▸ **SET PROBLEM**
Write the data below out exactly as it stands. Do not include the pictures.

---- GIVEN RECORDS

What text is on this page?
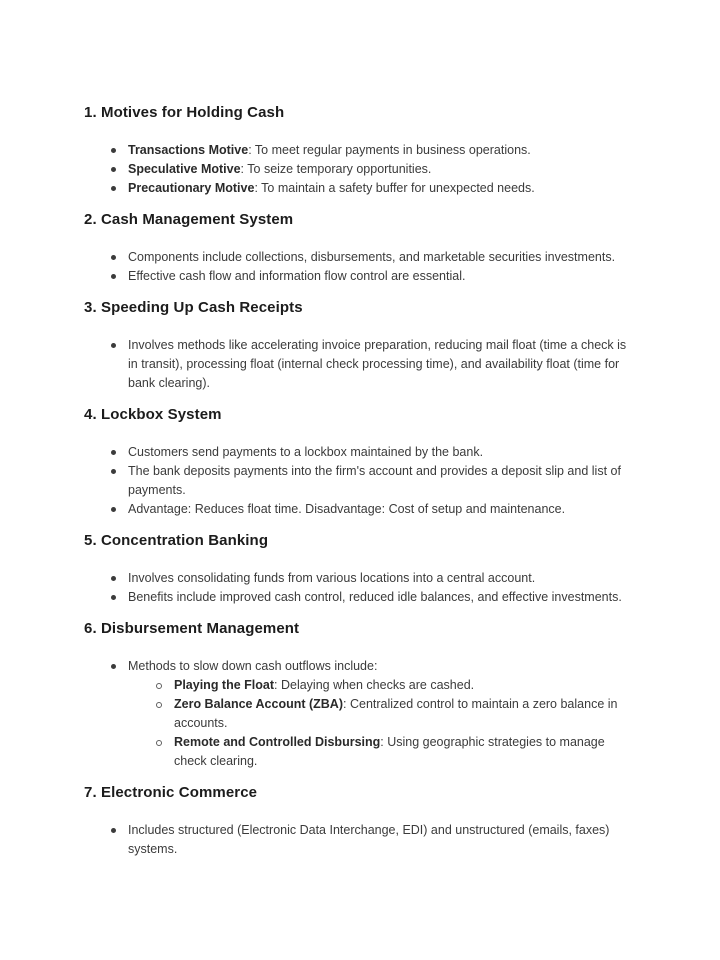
1. Motives for Holding Cash
Transactions Motive: To meet regular payments in business operations.
Speculative Motive: To seize temporary opportunities.
Precautionary Motive: To maintain a safety buffer for unexpected needs.
2. Cash Management System
Components include collections, disbursements, and marketable securities investments.
Effective cash flow and information flow control are essential.
3. Speeding Up Cash Receipts
Involves methods like accelerating invoice preparation, reducing mail float (time a check is in transit), processing float (internal check processing time), and availability float (time for bank clearing).
4. Lockbox System
Customers send payments to a lockbox maintained by the bank.
The bank deposits payments into the firm's account and provides a deposit slip and list of payments.
Advantage: Reduces float time. Disadvantage: Cost of setup and maintenance.
5. Concentration Banking
Involves consolidating funds from various locations into a central account.
Benefits include improved cash control, reduced idle balances, and effective investments.
6. Disbursement Management
Methods to slow down cash outflows include:
Playing the Float: Delaying when checks are cashed.
Zero Balance Account (ZBA): Centralized control to maintain a zero balance in accounts.
Remote and Controlled Disbursing: Using geographic strategies to manage check clearing.
7. Electronic Commerce
Includes structured (Electronic Data Interchange, EDI) and unstructured (emails, faxes) systems.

--------

▸ **FULL SOLUTION**
What text is on this page?
1. Motives for Holding Cash
Transactions Motive: To meet regular payments in business operations.
Speculative Motive: To seize temporary opportunities.
Precautionary Motive: To maintain a safety buffer for unexpected needs.
2. Cash Management System
Components include collections, disbursements, and marketable securities investments.
Effective cash flow and information flow control are essential.
3. Speeding Up Cash Receipts
Involves methods like accelerating invoice preparation, reducing mail float (time a check is in transit), processing float (internal check processing time), and availability float (time for bank clearing).
4. Lockbox System
Customers send payments to a lockbox maintained by the bank.
The bank deposits payments into the firm's account and provides a deposit slip and list of payments.
Advantage: Reduces float time. Disadvantage: Cost of setup and maintenance.
5. Concentration Banking
Involves consolidating funds from various locations into a central account.
Benefits include improved cash control, reduced idle balances, and effective investments.
6. Disbursement Management
Methods to slow down cash outflows include:
Playing the Float: Delaying when checks are cashed.
Zero Balance Account (ZBA): Centralized control to maintain a zero balance in accounts.
Remote and Controlled Disbursing: Using geographic strategies to manage check clearing.
7. Electronic Commerce
Includes structured (Electronic Data Interchange, EDI) and unstructured (emails, faxes) systems.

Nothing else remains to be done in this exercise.